• [WRITTEN INSTRUCTION] Without the pictures, can you quote each line below exactly?

Extracted records
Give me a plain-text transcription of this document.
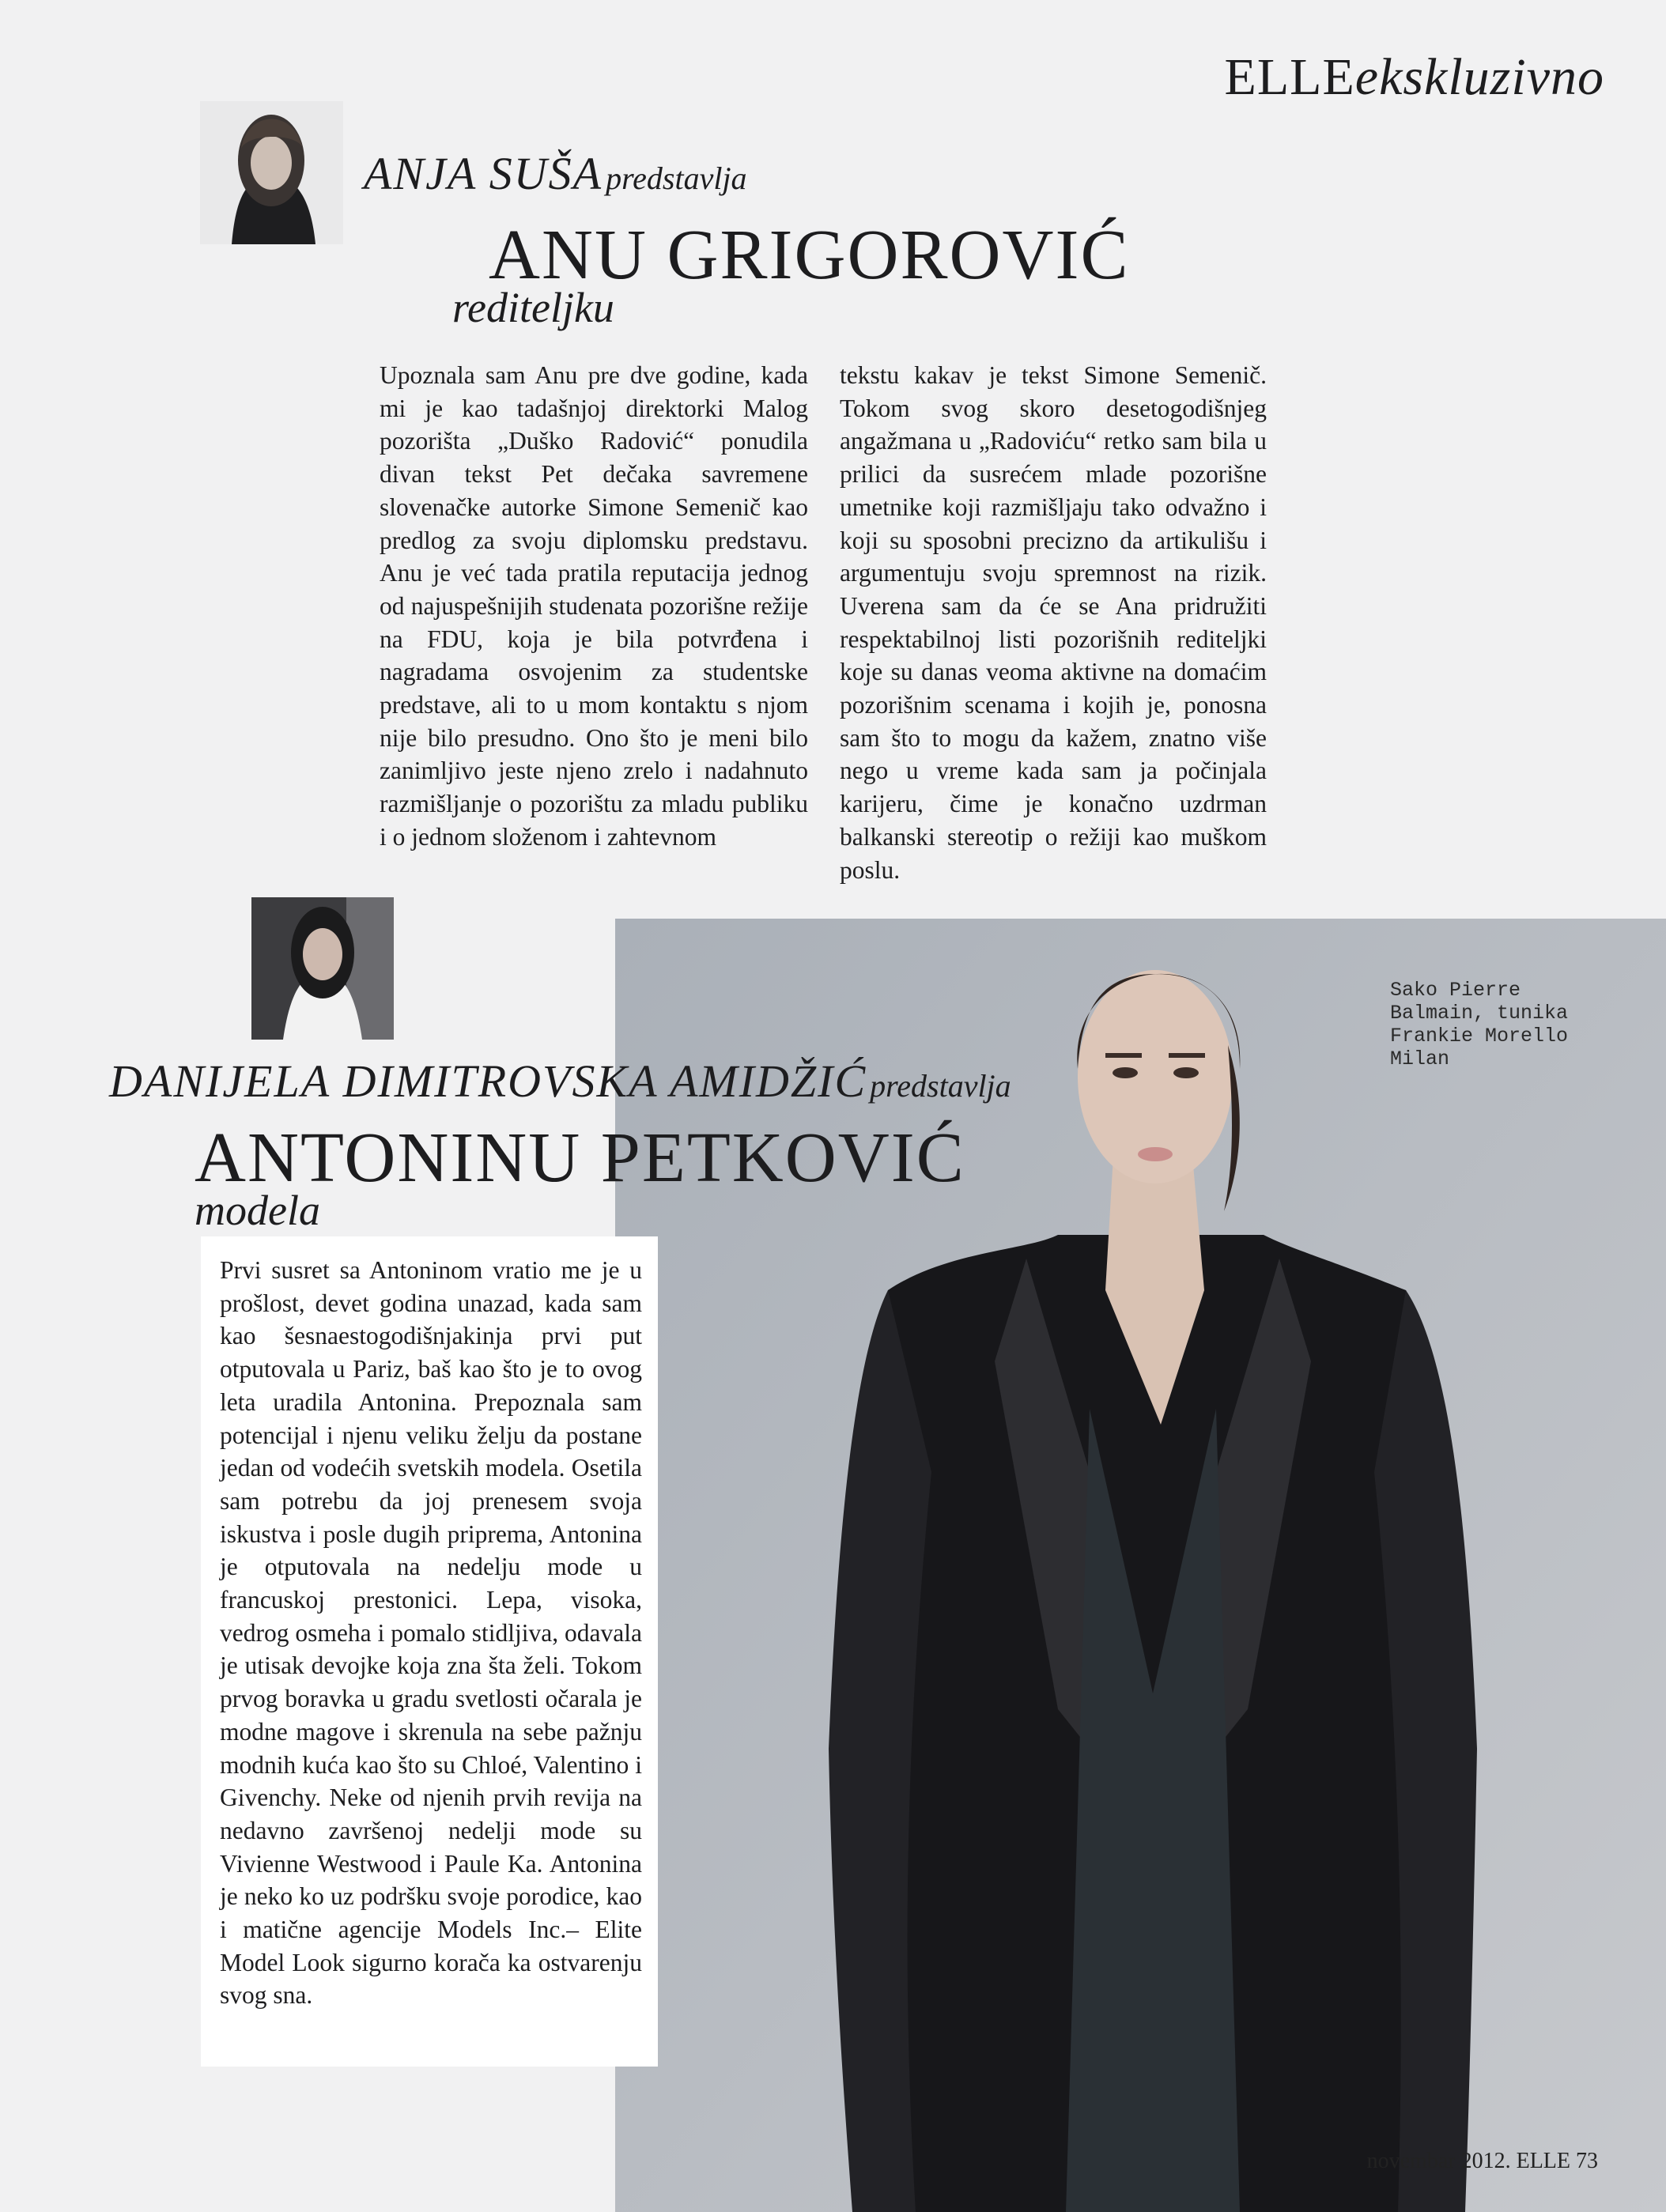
ELLEekskluzivno
ANJA SUŠA predstavlja
ANU GRIGOROVIĆ
rediteljku

Upoznala sam Anu pre dve godine, kada mi je kao tadašnjoj direktorki Malog pozorišta „Duško Radović“ ponudila divan tekst Pet dečaka savremene slovenačke autorke Simone Semenič kao predlog za svoju diplomsku predstavu. Anu je već tada pratila reputacija jednog od najuspešnijih studenata pozorišne režije na FDU, koja je bila potvrđena i nagradama osvojenim za studentske predstave, ali to u mom kontaktu s njom nije bilo presudno. Ono što je meni bilo zanimljivo jeste njeno zrelo i nadahnuto razmišljanje o pozorištu za mladu publiku i o jednom složenom i zahtevnom

tekstu kakav je tekst Simone Semenič. Tokom svog skoro desetogodišnjeg angažmana u „Radoviću“ retko sam bila u prilici da susrećem mlade pozorišne umetnike koji razmišljaju tako odvažno i koji su sposobni precizno da artikulišu i argumentuju svoju spremnost na rizik. Uverena sam da će se Ana pridružiti respektabilnoj listi pozorišnih rediteljki koje su danas veoma aktivne na domaćim pozorišnim scenama i kojih je, ponosna sam što to mogu da kažem, znatno više nego u vreme kada sam ja počinjala karijeru, čime je konačno uzdrman balkanski stereotip o režiji kao muškom poslu.

Sako Pierre
Balmain, tunika
Frankie Morello
Milan
DANIJELA DIMITROVSKA AMIDŽIĆ predstavlja
ANTONINU PETKOVIĆ
modela

Prvi susret sa Antoninom vratio me je u prošlost, devet godina unazad, kada sam kao šesnaestogodišnjakinja prvi put otputovala u Pariz, baš kao što je to ovog leta uradila Antonina. Prepoznala sam potencijal i njenu veliku želju da postane jedan od vodećih svetskih modela. Osetila sam potrebu da joj prenesem svoja iskustva i posle dugih priprema, Antonina je otputovala na nedelju mode u francuskoj prestonici. Lepa, visoka, vedrog osmeha i pomalo stidljiva, odavala je utisak devojke koja zna šta želi. Tokom prvog boravka u gradu svetlosti očarala je modne magove i skrenula na sebe pažnju modnih kuća kao što su Chloé, Valentino i Givenchy. Neke od njenih prvih revija na nedavno završenoj nedelji mode su Vivienne Westwood i Paule Ka. Antonina je neko ko uz podršku svoje porodice, kao i matične agencije Models Inc.– Elite Model Look sigurno korača ka ostvarenju svog sna.

novembar 2012. ELLE 73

• [ANSWER TO THIS TASK]
Give me a plain-text transcription of this document.
ELLEekskluzivno
ANJA SUŠA predstavlja
ANU GRIGOROVIĆ
rediteljku

Upoznala sam Anu pre dve godine, kada mi je kao tadašnjoj direktorki Malog pozorišta „Duško Radović“ ponudila divan tekst Pet dečaka savremene slovenačke autorke Simone Semenič kao predlog za svoju diplomsku predstavu. Anu je već tada pratila reputacija jednog od najuspešnijih studenata pozorišne režije na FDU, koja je bila potvrđena i nagradama osvojenim za studentske predstave, ali to u mom kontaktu s njom nije bilo presudno. Ono što je meni bilo zanimljivo jeste njeno zrelo i nadahnuto razmišljanje o pozorištu za mladu publiku i o jednom složenom i zahtevnom

tekstu kakav je tekst Simone Semenič. Tokom svog skoro desetogodišnjeg angažmana u „Radoviću“ retko sam bila u prilici da susrećem mlade pozorišne umetnike koji razmišljaju tako odvažno i koji su sposobni precizno da artikulišu i argumentuju svoju spremnost na rizik. Uverena sam da će se Ana pridružiti respektabilnoj listi pozorišnih rediteljki koje su danas veoma aktivne na domaćim pozorišnim scenama i kojih je, ponosna sam što to mogu da kažem, znatno više nego u vreme kada sam ja počinjala karijeru, čime je konačno uzdrman balkanski stereotip o režiji kao muškom poslu.

Sako Pierre
Balmain, tunika
Frankie Morello
Milan
DANIJELA DIMITROVSKA AMIDŽIĆ predstavlja
ANTONINU PETKOVIĆ
modela

Prvi susret sa Antoninom vratio me je u prošlost, devet godina unazad, kada sam kao šesnaestogodišnjakinja prvi put otputovala u Pariz, baš kao što je to ovog leta uradila Antonina. Prepoznala sam potencijal i njenu veliku želju da postane jedan od vodećih svetskih modela. Osetila sam potrebu da joj prenesem svoja iskustva i posle dugih priprema, Antonina je otputovala na nedelju mode u francuskoj prestonici. Lepa, visoka, vedrog osmeha i pomalo stidljiva, odavala je utisak devojke koja zna šta želi. Tokom prvog boravka u gradu svetlosti očarala je modne magove i skrenula na sebe pažnju modnih kuća kao što su Chloé, Valentino i Givenchy. Neke od njenih prvih revija na nedavno završenoj nedelji mode su Vivienne Westwood i Paule Ka. Antonina je neko ko uz podršku svoje porodice, kao i matične agencije Models Inc.– Elite Model Look sigurno korača ka ostvarenju svog sna.

novembar 2012. ELLE 73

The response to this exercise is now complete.